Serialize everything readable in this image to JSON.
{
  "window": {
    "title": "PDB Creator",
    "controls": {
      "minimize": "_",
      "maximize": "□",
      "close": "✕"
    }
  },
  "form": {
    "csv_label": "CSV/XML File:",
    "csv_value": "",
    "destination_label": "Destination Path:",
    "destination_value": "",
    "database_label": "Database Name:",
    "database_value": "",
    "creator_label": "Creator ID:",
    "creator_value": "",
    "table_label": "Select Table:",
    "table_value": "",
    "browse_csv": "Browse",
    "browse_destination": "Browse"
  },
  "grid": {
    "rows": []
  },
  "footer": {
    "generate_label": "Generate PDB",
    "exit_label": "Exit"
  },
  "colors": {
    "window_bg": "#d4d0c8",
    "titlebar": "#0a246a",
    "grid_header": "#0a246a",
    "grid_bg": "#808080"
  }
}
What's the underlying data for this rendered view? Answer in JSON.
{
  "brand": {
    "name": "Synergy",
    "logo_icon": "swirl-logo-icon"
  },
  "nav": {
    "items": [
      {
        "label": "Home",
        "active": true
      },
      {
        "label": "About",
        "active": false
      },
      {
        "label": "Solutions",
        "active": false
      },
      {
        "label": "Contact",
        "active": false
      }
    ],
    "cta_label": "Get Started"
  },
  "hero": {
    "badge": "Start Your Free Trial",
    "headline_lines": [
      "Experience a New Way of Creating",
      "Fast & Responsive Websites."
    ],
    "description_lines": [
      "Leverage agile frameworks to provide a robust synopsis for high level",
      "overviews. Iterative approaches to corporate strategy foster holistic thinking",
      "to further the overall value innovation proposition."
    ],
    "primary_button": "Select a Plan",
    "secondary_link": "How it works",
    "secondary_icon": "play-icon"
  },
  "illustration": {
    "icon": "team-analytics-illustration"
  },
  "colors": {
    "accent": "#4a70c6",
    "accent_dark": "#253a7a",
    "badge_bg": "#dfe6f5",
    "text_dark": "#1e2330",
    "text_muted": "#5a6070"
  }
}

§ **The problem**
Word for word, write out all of the data above.

§ **Task answer**
Serialize everything readable in this image to JSON.
{
  "window": {
    "title": "PDB Creator",
    "controls": {
      "minimize": "_",
      "maximize": "□",
      "close": "✕"
    }
  },
  "form": {
    "csv_label": "CSV/XML File:",
    "csv_value": "",
    "destination_label": "Destination Path:",
    "destination_value": "",
    "database_label": "Database Name:",
    "database_value": "",
    "creator_label": "Creator ID:",
    "creator_value": "",
    "table_label": "Select Table:",
    "table_value": "",
    "browse_csv": "Browse",
    "browse_destination": "Browse"
  },
  "grid": {
    "rows": []
  },
  "footer": {
    "generate_label": "Generate PDB",
    "exit_label": "Exit"
  },
  "colors": {
    "window_bg": "#d4d0c8",
    "titlebar": "#0a246a",
    "grid_header": "#0a246a",
    "grid_bg": "#808080"
  }
}
What's the underlying data for this rendered view? Answer in JSON.
{
  "brand": {
    "name": "Synergy",
    "logo_icon": "swirl-logo-icon"
  },
  "nav": {
    "items": [
      {
        "label": "Home",
        "active": true
      },
      {
        "label": "About",
        "active": false
      },
      {
        "label": "Solutions",
        "active": false
      },
      {
        "label": "Contact",
        "active": false
      }
    ],
    "cta_label": "Get Started"
  },
  "hero": {
    "badge": "Start Your Free Trial",
    "headline_lines": [
      "Experience a New Way of Creating",
      "Fast & Responsive Websites."
    ],
    "description_lines": [
      "Leverage agile frameworks to provide a robust synopsis for high level",
      "overviews. Iterative approaches to corporate strategy foster holistic thinking",
      "to further the overall value innovation proposition."
    ],
    "primary_button": "Select a Plan",
    "secondary_link": "How it works",
    "secondary_icon": "play-icon"
  },
  "illustration": {
    "icon": "team-analytics-illustration"
  },
  "colors": {
    "accent": "#4a70c6",
    "accent_dark": "#253a7a",
    "badge_bg": "#dfe6f5",
    "text_dark": "#1e2330",
    "text_muted": "#5a6070"
  }
}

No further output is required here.